▶ [Your objective]:
Without altering anything, repeat each of the records.

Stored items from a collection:
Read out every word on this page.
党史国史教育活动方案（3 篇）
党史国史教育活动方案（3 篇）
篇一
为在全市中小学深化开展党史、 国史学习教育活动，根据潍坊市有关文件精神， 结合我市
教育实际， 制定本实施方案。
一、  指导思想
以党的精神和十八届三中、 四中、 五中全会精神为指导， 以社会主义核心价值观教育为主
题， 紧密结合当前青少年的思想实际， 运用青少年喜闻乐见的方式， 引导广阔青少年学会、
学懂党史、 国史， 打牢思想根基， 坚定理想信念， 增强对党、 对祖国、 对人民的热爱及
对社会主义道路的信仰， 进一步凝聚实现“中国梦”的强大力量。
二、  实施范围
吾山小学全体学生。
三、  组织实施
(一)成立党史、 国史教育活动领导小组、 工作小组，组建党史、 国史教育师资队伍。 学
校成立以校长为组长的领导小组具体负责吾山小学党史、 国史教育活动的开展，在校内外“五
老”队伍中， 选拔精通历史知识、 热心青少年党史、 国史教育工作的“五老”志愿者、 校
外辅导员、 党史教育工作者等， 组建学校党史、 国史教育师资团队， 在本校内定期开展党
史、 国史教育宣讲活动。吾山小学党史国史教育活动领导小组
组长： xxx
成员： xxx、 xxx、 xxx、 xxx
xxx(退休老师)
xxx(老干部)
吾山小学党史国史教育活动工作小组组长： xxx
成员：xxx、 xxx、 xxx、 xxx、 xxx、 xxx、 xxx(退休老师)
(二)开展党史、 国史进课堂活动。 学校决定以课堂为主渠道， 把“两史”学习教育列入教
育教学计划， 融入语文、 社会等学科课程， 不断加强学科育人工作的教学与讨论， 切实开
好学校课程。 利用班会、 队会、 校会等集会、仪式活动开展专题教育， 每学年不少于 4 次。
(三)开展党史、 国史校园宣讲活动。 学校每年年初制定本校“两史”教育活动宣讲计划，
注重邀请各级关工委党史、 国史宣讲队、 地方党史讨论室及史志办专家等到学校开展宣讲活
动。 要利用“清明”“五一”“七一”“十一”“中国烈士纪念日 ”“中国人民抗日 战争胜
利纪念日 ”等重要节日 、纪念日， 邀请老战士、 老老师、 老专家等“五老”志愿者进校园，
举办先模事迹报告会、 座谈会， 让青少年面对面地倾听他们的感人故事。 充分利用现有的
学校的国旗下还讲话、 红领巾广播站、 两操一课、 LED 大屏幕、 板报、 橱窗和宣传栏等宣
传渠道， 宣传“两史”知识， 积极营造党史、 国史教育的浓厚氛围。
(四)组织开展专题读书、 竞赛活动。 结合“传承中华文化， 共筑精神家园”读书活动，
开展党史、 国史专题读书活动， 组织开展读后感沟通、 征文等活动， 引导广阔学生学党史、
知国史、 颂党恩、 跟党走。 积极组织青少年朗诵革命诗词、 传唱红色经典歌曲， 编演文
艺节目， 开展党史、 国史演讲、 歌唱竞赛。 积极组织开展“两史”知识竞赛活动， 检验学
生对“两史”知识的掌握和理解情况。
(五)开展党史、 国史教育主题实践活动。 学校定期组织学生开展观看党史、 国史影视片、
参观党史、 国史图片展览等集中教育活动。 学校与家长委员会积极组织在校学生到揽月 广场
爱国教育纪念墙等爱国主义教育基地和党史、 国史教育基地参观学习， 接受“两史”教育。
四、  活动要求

▶ [Expected answer]:
Read out every word on this page.
党史国史教育活动方案（3 篇）
党史国史教育活动方案（3 篇）
篇一
为在全市中小学深化开展党史、 国史学习教育活动，根据潍坊市有关文件精神， 结合我市
教育实际， 制定本实施方案。
一、  指导思想
以党的精神和十八届三中、 四中、 五中全会精神为指导， 以社会主义核心价值观教育为主
题， 紧密结合当前青少年的思想实际， 运用青少年喜闻乐见的方式， 引导广阔青少年学会、
学懂党史、 国史， 打牢思想根基， 坚定理想信念， 增强对党、 对祖国、 对人民的热爱及
对社会主义道路的信仰， 进一步凝聚实现“中国梦”的强大力量。
二、  实施范围
吾山小学全体学生。
三、  组织实施
(一)成立党史、 国史教育活动领导小组、 工作小组，组建党史、 国史教育师资队伍。 学
校成立以校长为组长的领导小组具体负责吾山小学党史、 国史教育活动的开展，在校内外“五
老”队伍中， 选拔精通历史知识、 热心青少年党史、 国史教育工作的“五老”志愿者、 校
外辅导员、 党史教育工作者等， 组建学校党史、 国史教育师资团队， 在本校内定期开展党
史、 国史教育宣讲活动。吾山小学党史国史教育活动领导小组
组长： xxx
成员： xxx、 xxx、 xxx、 xxx
xxx(退休老师)
xxx(老干部)
吾山小学党史国史教育活动工作小组组长： xxx
成员：xxx、 xxx、 xxx、 xxx、 xxx、 xxx、 xxx(退休老师)
(二)开展党史、 国史进课堂活动。 学校决定以课堂为主渠道， 把“两史”学习教育列入教
育教学计划， 融入语文、 社会等学科课程， 不断加强学科育人工作的教学与讨论， 切实开
好学校课程。 利用班会、 队会、 校会等集会、仪式活动开展专题教育， 每学年不少于 4 次。
(三)开展党史、 国史校园宣讲活动。 学校每年年初制定本校“两史”教育活动宣讲计划，
注重邀请各级关工委党史、 国史宣讲队、 地方党史讨论室及史志办专家等到学校开展宣讲活
动。 要利用“清明”“五一”“七一”“十一”“中国烈士纪念日 ”“中国人民抗日 战争胜
利纪念日 ”等重要节日 、纪念日， 邀请老战士、 老老师、 老专家等“五老”志愿者进校园，
举办先模事迹报告会、 座谈会， 让青少年面对面地倾听他们的感人故事。 充分利用现有的
学校的国旗下还讲话、 红领巾广播站、 两操一课、 LED 大屏幕、 板报、 橱窗和宣传栏等宣
传渠道， 宣传“两史”知识， 积极营造党史、 国史教育的浓厚氛围。
(四)组织开展专题读书、 竞赛活动。 结合“传承中华文化， 共筑精神家园”读书活动，
开展党史、 国史专题读书活动， 组织开展读后感沟通、 征文等活动， 引导广阔学生学党史、
知国史、 颂党恩、 跟党走。 积极组织青少年朗诵革命诗词、 传唱红色经典歌曲， 编演文
艺节目， 开展党史、 国史演讲、 歌唱竞赛。 积极组织开展“两史”知识竞赛活动， 检验学
生对“两史”知识的掌握和理解情况。
(五)开展党史、 国史教育主题实践活动。 学校定期组织学生开展观看党史、 国史影视片、
参观党史、 国史图片展览等集中教育活动。 学校与家长委员会积极组织在校学生到揽月 广场
爱国教育纪念墙等爱国主义教育基地和党史、 国史教育基地参观学习， 接受“两史”教育。
四、  活动要求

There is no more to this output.